> _PROBLEM DESCRIPTION_
How many lines in the records contain the string "Index", counting only matches with the same case? Reply with the number alone.

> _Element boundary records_
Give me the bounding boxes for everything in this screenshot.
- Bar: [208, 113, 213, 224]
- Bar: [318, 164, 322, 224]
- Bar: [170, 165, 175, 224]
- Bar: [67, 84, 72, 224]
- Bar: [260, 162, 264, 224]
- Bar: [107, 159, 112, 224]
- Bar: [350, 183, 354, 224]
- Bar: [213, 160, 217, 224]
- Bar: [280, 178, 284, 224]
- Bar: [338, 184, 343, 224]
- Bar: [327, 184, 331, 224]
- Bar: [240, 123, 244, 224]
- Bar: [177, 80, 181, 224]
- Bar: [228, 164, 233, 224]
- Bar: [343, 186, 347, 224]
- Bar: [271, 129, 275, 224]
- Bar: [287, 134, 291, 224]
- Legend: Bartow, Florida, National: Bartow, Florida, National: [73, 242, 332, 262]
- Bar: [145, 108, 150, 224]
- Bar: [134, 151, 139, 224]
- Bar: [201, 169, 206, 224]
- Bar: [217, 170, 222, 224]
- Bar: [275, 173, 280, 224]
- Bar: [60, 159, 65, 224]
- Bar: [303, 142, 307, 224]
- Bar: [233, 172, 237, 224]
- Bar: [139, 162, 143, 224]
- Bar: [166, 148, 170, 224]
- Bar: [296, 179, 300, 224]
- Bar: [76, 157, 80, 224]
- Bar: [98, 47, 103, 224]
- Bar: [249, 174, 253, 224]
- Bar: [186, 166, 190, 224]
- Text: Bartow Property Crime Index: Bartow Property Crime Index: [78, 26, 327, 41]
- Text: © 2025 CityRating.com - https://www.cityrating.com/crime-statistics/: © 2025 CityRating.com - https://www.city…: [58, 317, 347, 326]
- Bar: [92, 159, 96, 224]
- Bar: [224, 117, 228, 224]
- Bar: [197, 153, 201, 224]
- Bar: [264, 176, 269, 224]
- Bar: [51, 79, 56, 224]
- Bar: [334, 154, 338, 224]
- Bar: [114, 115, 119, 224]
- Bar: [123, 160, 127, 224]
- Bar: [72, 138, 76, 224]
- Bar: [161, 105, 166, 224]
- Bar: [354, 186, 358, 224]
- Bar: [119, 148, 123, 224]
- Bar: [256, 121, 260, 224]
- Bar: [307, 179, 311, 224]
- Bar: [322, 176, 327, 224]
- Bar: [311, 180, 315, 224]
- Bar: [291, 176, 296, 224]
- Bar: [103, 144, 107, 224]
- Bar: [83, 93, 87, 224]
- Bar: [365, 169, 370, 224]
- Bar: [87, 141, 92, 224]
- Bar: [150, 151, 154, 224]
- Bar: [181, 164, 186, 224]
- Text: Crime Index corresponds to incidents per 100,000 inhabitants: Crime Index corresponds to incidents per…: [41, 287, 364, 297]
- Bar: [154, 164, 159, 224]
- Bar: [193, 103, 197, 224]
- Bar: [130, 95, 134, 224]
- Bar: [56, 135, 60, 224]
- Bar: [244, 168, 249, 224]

> _RESULT OF THE EXERCISE_
2